• REQUIREMENTS: Retype each entry below exactly as it stands.

• ENTRIES SUPPLIED:

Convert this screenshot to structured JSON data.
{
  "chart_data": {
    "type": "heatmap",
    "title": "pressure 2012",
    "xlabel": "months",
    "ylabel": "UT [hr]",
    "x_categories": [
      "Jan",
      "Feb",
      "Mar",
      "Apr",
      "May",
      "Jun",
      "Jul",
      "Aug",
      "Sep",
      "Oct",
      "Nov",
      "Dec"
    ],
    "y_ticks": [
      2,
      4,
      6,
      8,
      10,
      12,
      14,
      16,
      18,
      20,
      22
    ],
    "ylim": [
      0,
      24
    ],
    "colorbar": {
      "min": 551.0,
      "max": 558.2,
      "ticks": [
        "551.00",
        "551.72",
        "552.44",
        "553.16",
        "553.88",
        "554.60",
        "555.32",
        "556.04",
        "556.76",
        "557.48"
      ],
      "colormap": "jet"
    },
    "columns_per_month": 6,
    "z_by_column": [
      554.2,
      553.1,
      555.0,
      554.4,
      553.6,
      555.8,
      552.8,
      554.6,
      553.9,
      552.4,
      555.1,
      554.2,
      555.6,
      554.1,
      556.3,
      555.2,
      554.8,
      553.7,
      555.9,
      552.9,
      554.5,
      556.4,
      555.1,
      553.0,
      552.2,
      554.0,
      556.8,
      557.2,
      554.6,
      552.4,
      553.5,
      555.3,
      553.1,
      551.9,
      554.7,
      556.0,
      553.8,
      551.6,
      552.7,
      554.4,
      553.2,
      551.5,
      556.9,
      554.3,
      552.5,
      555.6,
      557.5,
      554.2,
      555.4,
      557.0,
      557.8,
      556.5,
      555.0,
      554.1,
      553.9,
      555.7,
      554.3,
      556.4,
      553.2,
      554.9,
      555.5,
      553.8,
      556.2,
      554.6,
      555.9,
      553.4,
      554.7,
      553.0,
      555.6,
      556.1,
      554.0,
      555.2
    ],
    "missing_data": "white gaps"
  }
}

• EXERCISE OUTPUT:
Convert this screenshot to structured JSON data.
{
  "chart_data": {
    "type": "heatmap",
    "title": "pressure 2012",
    "xlabel": "months",
    "ylabel": "UT [hr]",
    "x_categories": [
      "Jan",
      "Feb",
      "Mar",
      "Apr",
      "May",
      "Jun",
      "Jul",
      "Aug",
      "Sep",
      "Oct",
      "Nov",
      "Dec"
    ],
    "y_ticks": [
      2,
      4,
      6,
      8,
      10,
      12,
      14,
      16,
      18,
      20,
      22
    ],
    "ylim": [
      0,
      24
    ],
    "colorbar": {
      "min": 551.0,
      "max": 558.2,
      "ticks": [
        "551.00",
        "551.72",
        "552.44",
        "553.16",
        "553.88",
        "554.60",
        "555.32",
        "556.04",
        "556.76",
        "557.48"
      ],
      "colormap": "jet"
    },
    "columns_per_month": 6,
    "z_by_column": [
      554.2,
      553.1,
      555.0,
      554.4,
      553.6,
      555.8,
      552.8,
      554.6,
      553.9,
      552.4,
      555.1,
      554.2,
      555.6,
      554.1,
      556.3,
      555.2,
      554.8,
      553.7,
      555.9,
      552.9,
      554.5,
      556.4,
      555.1,
      553.0,
      552.2,
      554.0,
      556.8,
      557.2,
      554.6,
      552.4,
      553.5,
      555.3,
      553.1,
      551.9,
      554.7,
      556.0,
      553.8,
      551.6,
      552.7,
      554.4,
      553.2,
      551.5,
      556.9,
      554.3,
      552.5,
      555.6,
      557.5,
      554.2,
      555.4,
      557.0,
      557.8,
      556.5,
      555.0,
      554.1,
      553.9,
      555.7,
      554.3,
      556.4,
      553.2,
      554.9,
      555.5,
      553.8,
      556.2,
      554.6,
      555.9,
      553.4,
      554.7,
      553.0,
      555.6,
      556.1,
      554.0,
      555.2
    ],
    "missing_data": "white gaps"
  }
}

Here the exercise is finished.